Merengue Restaurant, food and tradition

By Miguel Hernández Mercado
“¿Y ustedes están bien?”
The waitress greets you in Spanish when you walk into Merengue Restaurant in Roxbury. Lisaura’s greeting shouldn’t come as a surprise, however. Every single detail in the restaurant—from the food to the décor—has been chosen to celebrate Dominican traditions.
From the moment you walk in—before you are able to sit down and order one of Merengue’s wholesome, ample dishes most likely accompanied by the obligatory white rice and Dominican-style beans—you hear merengue music playing from their speakers.
They keep the volume reasonable. Conversations are more likely to be loud at Merengue than the music unless they happen to have live music that night. But the unique Dominican rhythm is still there. The music that Hector Piña decided to name his first restaurant after over 20 years ago still sets its pace.

Merengue, the musical genre, came from a fusion of African, Spanish, and indigenous music in the Dominican Republic. It is no coincidence that this restaurant, which serves a population that descends from immigrants and endeavors to preserve Dominican tradition in a different country, is named after a type of music that came from a clash of cultures.
To be sure, merengue—much like the chicharron (cuts of pork with skin attached fried to a crisp in its own fat) you might be able to smell in the air—is a traditional Dominican thing by now. Juan Luis Guerra, probably the man most responsible for spreading Dominican music around the world, once told a funny story about it.
When he was at Berklee he was trying to show-off at a jam session by shredding guitar solos but failed to impress anyone. He then took a güira—the percussion instrument used in merengue that kind of resembles a cheese grater—that was hanging on a wall as decoration and started playing the merengue rhythms he grew up with. Now he got everyone’s attention. Guerra said he was asked to write the rhythms down, at which laughed. These rhythms weren’t really written down. Merengue is just a thing Dominicans know how to play.
He said he knew at that point that if he was going to have an impact with his music career he was going to do it through the traditional Caribbean rhythms he grew up with.

> _PROBLEM TO WORK ON_: In the Merengue Restaurant article, what instrument did Juan Luis Guerra take from a wall at the Berklee jam session?

> _RAW DATA_:
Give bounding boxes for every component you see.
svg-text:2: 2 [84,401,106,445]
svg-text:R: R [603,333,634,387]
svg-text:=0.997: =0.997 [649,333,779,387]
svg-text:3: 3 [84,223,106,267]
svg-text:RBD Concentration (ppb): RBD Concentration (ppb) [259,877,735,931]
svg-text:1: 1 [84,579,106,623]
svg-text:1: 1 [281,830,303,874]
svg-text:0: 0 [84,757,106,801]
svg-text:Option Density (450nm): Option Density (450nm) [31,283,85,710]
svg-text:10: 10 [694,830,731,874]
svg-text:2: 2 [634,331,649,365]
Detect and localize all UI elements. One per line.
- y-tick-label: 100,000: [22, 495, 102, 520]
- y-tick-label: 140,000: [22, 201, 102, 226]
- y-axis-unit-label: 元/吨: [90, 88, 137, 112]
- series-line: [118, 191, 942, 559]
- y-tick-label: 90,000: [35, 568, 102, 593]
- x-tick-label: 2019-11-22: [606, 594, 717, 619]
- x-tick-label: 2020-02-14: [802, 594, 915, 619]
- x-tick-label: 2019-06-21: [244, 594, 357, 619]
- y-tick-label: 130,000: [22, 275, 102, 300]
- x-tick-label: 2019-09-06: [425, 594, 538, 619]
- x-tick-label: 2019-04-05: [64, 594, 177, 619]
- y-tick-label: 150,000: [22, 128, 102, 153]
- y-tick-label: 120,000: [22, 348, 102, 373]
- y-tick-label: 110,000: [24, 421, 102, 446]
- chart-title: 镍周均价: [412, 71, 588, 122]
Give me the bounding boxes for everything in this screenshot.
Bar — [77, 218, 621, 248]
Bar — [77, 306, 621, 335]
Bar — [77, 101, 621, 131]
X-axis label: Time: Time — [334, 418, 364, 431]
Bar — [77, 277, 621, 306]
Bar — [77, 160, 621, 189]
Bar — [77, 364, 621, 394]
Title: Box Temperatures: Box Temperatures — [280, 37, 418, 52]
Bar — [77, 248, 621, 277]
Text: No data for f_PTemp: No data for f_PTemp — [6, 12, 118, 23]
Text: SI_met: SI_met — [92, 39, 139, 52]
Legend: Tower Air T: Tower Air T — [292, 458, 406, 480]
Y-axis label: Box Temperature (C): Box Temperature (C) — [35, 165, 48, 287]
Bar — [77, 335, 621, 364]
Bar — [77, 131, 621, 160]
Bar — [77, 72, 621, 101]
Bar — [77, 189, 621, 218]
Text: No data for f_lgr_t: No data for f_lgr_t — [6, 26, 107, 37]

> _ANSWER TO THIS TASK_: A güira, the percussion instrument used in merengue.